> ЗАДАНИЕ 1
Перепечатайте весь исходный текст о вечере у монаха-отшельника слово в слово, ничего не меняя.

> ИСХОДНЫЙ ТЕКСТ
────────────────
Позже я задремал (вероятно, утомившись после бессонных ночей и бодрствования в монастыре), разбудил меня звон посуды на кухне. Там, на маленьком очаге, ждал меня уже готовый ужин, приготовленный из собранных нами овощей. Пока мы ели, на огне потрескивали каштаны — наш десерт. Закусывая ими, мы допивали каждый свою чашу вина и прислушивались к долгому тихому вечеру, полному отблесков заходящего солнца и отзвуков далеких голосов.

Мы сидели в самой большой комнате, служившей одновременно и столовой, и спальней отшельника, на жесткой деревянной кровати, покрытой старыми одеялами. Монах показал мне свои сокровища: книги, отпечатанные на мягкой толстой бумаге нетвердым, чуть-чуть скачущим шрифтом, с буквами, похожими на жучков. Каноны, стихиры, акафисты, напечатанные в Венеции два века тому назад, с красивыми, умеренно затейливыми барочными иллюстрациями. Замечательное житие св. Екатерины Синайской, как бы вправленное в рамку небывалых обрывистых гор. Среди книг — сборники песнопений, в которых вместо нот изображены крюки и кривые линии. Греческие слова под этими линиями еще можно разобрать, но мелодию...
────────────────
> ПРЕДОСТАВЛЕННЫЕ ЗАПИСИ
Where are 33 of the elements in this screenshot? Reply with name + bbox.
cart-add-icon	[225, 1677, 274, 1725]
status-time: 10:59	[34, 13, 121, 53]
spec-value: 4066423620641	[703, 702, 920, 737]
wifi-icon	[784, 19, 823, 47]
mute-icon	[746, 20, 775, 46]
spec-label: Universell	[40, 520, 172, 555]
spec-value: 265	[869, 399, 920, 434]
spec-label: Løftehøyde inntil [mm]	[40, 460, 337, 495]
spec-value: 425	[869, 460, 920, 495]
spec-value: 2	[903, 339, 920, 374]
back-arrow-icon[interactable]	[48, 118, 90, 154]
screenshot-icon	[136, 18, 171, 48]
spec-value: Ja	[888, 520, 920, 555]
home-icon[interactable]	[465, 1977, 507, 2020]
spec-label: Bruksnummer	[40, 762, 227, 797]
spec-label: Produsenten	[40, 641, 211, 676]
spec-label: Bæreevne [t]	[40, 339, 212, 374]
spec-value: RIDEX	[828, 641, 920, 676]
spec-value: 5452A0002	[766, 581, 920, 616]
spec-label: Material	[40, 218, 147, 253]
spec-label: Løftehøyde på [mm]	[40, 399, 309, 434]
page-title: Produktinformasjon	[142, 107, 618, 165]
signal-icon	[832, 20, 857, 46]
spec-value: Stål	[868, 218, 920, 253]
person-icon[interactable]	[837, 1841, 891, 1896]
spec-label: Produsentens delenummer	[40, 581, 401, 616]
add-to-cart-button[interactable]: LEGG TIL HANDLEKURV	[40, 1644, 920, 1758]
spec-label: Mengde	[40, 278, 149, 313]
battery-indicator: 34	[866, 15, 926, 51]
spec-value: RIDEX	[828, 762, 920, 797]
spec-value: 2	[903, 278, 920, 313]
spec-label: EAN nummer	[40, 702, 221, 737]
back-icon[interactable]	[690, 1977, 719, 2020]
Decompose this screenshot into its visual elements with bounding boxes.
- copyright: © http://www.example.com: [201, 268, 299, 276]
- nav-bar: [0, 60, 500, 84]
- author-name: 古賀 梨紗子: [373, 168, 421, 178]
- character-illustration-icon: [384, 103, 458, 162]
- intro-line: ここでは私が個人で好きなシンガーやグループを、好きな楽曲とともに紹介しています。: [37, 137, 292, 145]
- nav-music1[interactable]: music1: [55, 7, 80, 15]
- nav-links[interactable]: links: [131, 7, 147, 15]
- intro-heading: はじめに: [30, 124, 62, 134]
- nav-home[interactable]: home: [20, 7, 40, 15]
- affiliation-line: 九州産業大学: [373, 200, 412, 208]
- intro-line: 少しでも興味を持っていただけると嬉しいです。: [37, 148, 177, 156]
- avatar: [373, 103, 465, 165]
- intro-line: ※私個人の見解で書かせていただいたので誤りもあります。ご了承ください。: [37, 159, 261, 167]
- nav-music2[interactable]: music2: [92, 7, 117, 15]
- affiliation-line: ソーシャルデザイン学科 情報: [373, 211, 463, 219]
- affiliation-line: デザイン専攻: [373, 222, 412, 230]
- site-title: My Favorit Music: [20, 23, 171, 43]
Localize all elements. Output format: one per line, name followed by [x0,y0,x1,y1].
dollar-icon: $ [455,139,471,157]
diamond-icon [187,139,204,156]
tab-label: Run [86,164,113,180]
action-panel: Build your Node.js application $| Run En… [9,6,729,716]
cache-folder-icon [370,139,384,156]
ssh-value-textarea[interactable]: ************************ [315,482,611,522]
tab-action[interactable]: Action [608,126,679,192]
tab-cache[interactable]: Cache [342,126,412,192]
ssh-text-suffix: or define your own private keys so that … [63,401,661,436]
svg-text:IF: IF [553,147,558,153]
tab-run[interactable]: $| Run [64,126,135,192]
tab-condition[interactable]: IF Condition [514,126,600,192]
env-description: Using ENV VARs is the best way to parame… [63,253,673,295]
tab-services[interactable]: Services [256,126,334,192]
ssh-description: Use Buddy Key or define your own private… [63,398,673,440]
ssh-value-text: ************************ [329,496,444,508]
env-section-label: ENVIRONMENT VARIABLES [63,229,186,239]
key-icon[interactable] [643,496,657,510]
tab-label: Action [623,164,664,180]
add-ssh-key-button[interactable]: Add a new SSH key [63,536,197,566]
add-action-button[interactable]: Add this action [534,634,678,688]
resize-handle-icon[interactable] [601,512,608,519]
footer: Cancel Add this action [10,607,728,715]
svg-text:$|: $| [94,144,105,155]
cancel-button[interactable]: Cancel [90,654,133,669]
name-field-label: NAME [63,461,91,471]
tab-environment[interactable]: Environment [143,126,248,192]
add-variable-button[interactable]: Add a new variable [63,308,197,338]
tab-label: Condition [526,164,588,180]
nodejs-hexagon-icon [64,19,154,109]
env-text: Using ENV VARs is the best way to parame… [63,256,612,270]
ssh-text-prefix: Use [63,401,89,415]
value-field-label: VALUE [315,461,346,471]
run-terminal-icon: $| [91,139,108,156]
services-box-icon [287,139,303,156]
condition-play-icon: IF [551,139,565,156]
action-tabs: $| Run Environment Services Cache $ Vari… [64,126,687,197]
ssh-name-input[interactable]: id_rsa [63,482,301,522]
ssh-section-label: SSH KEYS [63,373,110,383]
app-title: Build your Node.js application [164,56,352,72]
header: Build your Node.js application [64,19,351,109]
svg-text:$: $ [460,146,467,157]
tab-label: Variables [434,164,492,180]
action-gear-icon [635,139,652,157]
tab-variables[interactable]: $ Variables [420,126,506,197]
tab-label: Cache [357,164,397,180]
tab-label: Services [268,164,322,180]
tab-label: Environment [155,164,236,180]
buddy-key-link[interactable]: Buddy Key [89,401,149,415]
────────────────
> ЗАДАНИЕ 2
Повторите в точности строки записей, начиная с самой первой строки записей и заканчивая строкой, содержащей «339, 920, 374]», включая обе крайние строки. Больше ничего не выводите.

> ПРАВИЛЬНЫЙ ОТВЕТ 1
Позже я задремал (вероятно, утомившись после бессонных ночей и бодрствования в монастыре), разбудил меня звон посуды на кухне. Там, на маленьком очаге, ждал меня уже готовый ужин, приготовленный из собранных нами овощей. Пока мы ели, на огне потрескивали каштаны — наш десерт. Закусывая ими, мы допивали каждый свою чашу вина и прислушивались к долгому тихому вечеру, полному отблесков заходящего солнца и отзвуков далеких голосов.

Мы сидели в самой большой комнате, служившей одновременно и столовой, и спальней отшельника, на жесткой деревянной кровати, покрытой старыми одеялами. Монах показал мне свои сокровища: книги, отпечатанные на мягкой толстой бумаге нетвердым, чуть-чуть скачущим шрифтом, с буквами, похожими на жучков. Каноны, стихиры, акафисты, напечатанные в Венеции два века тому назад, с красивыми, умеренно затейливыми барочными иллюстрациями. Замечательное житие св. Екатерины Синайской, как бы вправленное в рамку небывалых обрывистых гор. Среди книг — сборники песнопений, в которых вместо нот изображены крюки и кривые линии. Греческие слова под этими линиями еще можно разобрать, но мелодию...

> ПРАВИЛЬНЫЙ ОТВЕТ 2
Where are 33 of the elements in this screenshot? Reply with name + bbox.
cart-add-icon	[225, 1677, 274, 1725]
status-time: 10:59	[34, 13, 121, 53]
spec-value: 4066423620641	[703, 702, 920, 737]
wifi-icon	[784, 19, 823, 47]
mute-icon	[746, 20, 775, 46]
spec-label: Universell	[40, 520, 172, 555]
spec-value: 265	[869, 399, 920, 434]
spec-label: Løftehøyde inntil [mm]	[40, 460, 337, 495]
spec-value: 425	[869, 460, 920, 495]
spec-value: 2	[903, 339, 920, 374]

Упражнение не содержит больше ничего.